Extracted records:
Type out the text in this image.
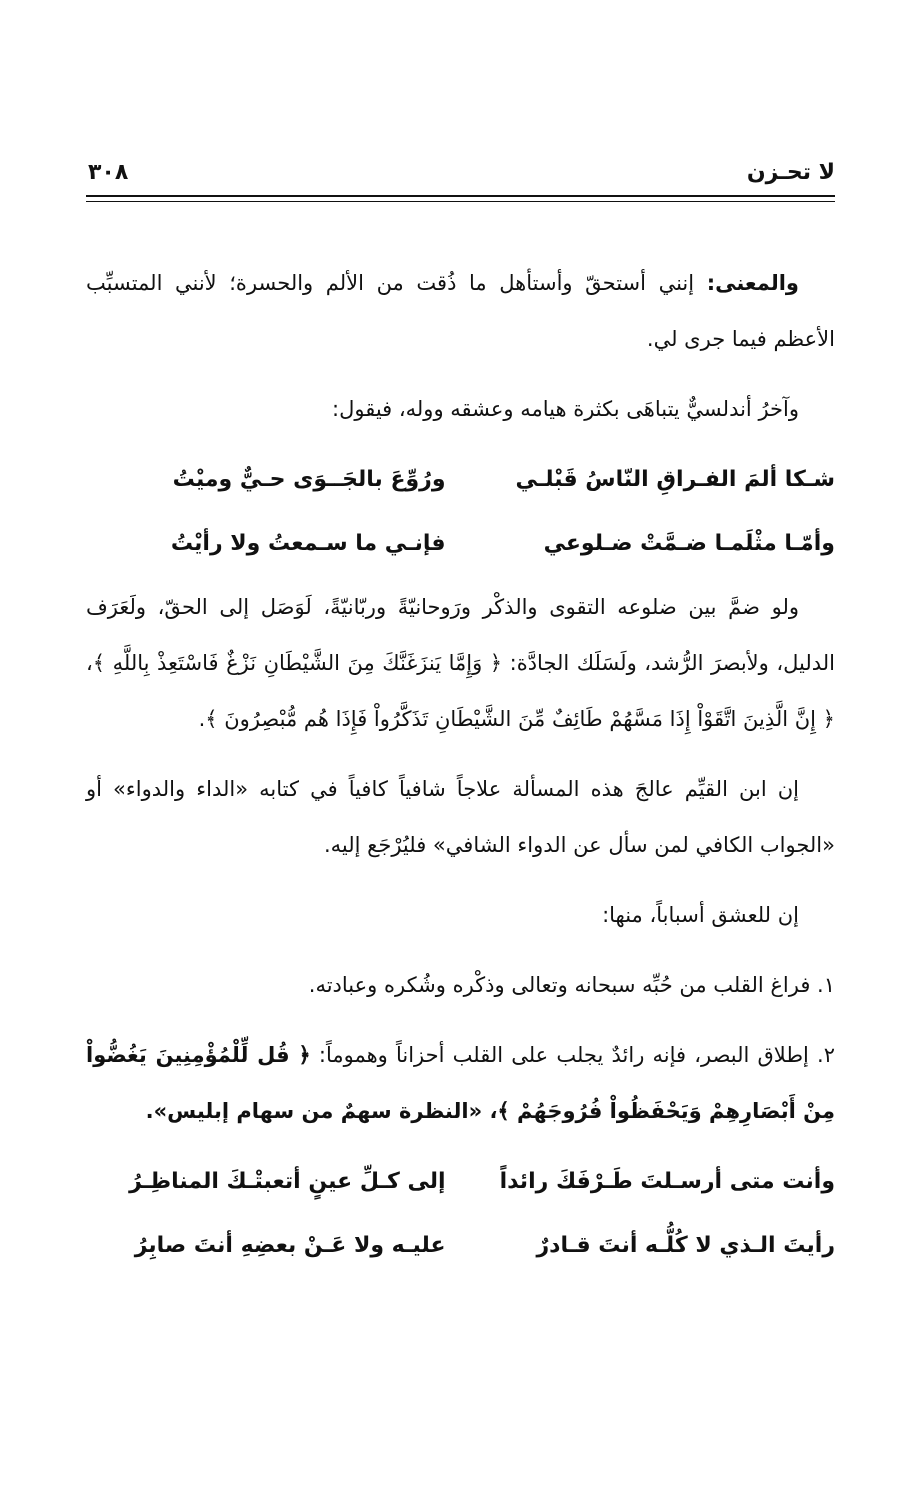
٣٠٨	لا تحـزن

والمعنى: إنني أستحقّ وأستأهل ما ذُقت من الألم والحسرة؛ لأنني المتسبِّب الأعظم فيما جرى لي.

وآخرُ أندلسيٌّ يتباهَى بكثرة هيامه وعشقه ووله، فيقول:

شـكا ألمَ الفـراقِ النّاسُ قَبْلـي
ورُوِّعَ بالجَــوَى حـيٌّ وميْتُ
وأمّـا مثْلَمـا ضـمَّتْ ضـلوعي
فإنـي ما سـمعتُ ولا رأيْتُ

ولو ضمَّ بين ضلوعه التقوى والذكْر ورَوحانيّةً وربّانيّةً، لَوَصَل إلى الحقّ، ولَعَرَف الدليل، ولأبصرَ الرُّشد، ولَسَلَك الجادَّة: ﴿ وَإِمَّا يَنزَغَنَّكَ مِنَ الشَّيْطَانِ نَزْغٌ فَاسْتَعِذْ بِاللَّهِ ﴾، ﴿ إِنَّ الَّذِينَ اتَّقَوْاْ إِذَا مَسَّهُمْ طَائِفٌ مِّنَ الشَّيْطَانِ تَذَكَّرُواْ فَإِذَا هُم مُّبْصِرُونَ ﴾.

إن ابن القيِّم عالجَ هذه المسألة علاجاً شافياً كافياً في كتابه «الداء والدواء» أو «الجواب الكافي لمن سأل عن الدواء الشافي» فليُرْجَع إليه.

إن للعشق أسباباً، منها:

١. فراغ القلب من حُبِّه سبحانه وتعالى وذكْره وشُكره وعبادته.

٢. إطلاق البصر، فإنه رائدٌ يجلب على القلب أحزاناً وهموماً: ﴿ قُل لِّلْمُؤْمِنِينَ يَغُضُّواْ مِنْ أَبْصَارِهِمْ وَيَحْفَظُواْ فُرُوجَهُمْ ﴾، «النظرة سهمٌ من سهام إبليس».

وأنت متى أرسـلتَ طَـرْفَكَ رائداً
إلى كـلِّ عينٍ أتعبتْـكَ المناظِـرُ
رأيتَ الـذي لا كُلُّـه أنتَ قـادرٌ
عليـه ولا عَـنْ بعضِهِ أنتَ صابِرُ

_Given problem_
Pictures are excluded; output everything else in the data verbatim.

_Result of this task_
Type out the text in this image.
٣٠٨	لا تحـزن

والمعنى: إنني أستحقّ وأستأهل ما ذُقت من الألم والحسرة؛ لأنني المتسبِّب الأعظم فيما جرى لي.

وآخرُ أندلسيٌّ يتباهَى بكثرة هيامه وعشقه ووله، فيقول:

شـكا ألمَ الفـراقِ النّاسُ قَبْلـي
ورُوِّعَ بالجَــوَى حـيٌّ وميْتُ
وأمّـا مثْلَمـا ضـمَّتْ ضـلوعي
فإنـي ما سـمعتُ ولا رأيْتُ

ولو ضمَّ بين ضلوعه التقوى والذكْر ورَوحانيّةً وربّانيّةً، لَوَصَل إلى الحقّ، ولَعَرَف الدليل، ولأبصرَ الرُّشد، ولَسَلَك الجادَّة: ﴿ وَإِمَّا يَنزَغَنَّكَ مِنَ الشَّيْطَانِ نَزْغٌ فَاسْتَعِذْ بِاللَّهِ ﴾، ﴿ إِنَّ الَّذِينَ اتَّقَوْاْ إِذَا مَسَّهُمْ طَائِفٌ مِّنَ الشَّيْطَانِ تَذَكَّرُواْ فَإِذَا هُم مُّبْصِرُونَ ﴾.

إن ابن القيِّم عالجَ هذه المسألة علاجاً شافياً كافياً في كتابه «الداء والدواء» أو «الجواب الكافي لمن سأل عن الدواء الشافي» فليُرْجَع إليه.

إن للعشق أسباباً، منها:

١. فراغ القلب من حُبِّه سبحانه وتعالى وذكْره وشُكره وعبادته.

٢. إطلاق البصر، فإنه رائدٌ يجلب على القلب أحزاناً وهموماً: ﴿ قُل لِّلْمُؤْمِنِينَ يَغُضُّواْ مِنْ أَبْصَارِهِمْ وَيَحْفَظُواْ فُرُوجَهُمْ ﴾، «النظرة سهمٌ من سهام إبليس».

وأنت متى أرسـلتَ طَـرْفَكَ رائداً
إلى كـلِّ عينٍ أتعبتْـكَ المناظِـرُ
رأيتَ الـذي لا كُلُّـه أنتَ قـادرٌ
عليـه ولا عَـنْ بعضِهِ أنتَ صابِرُ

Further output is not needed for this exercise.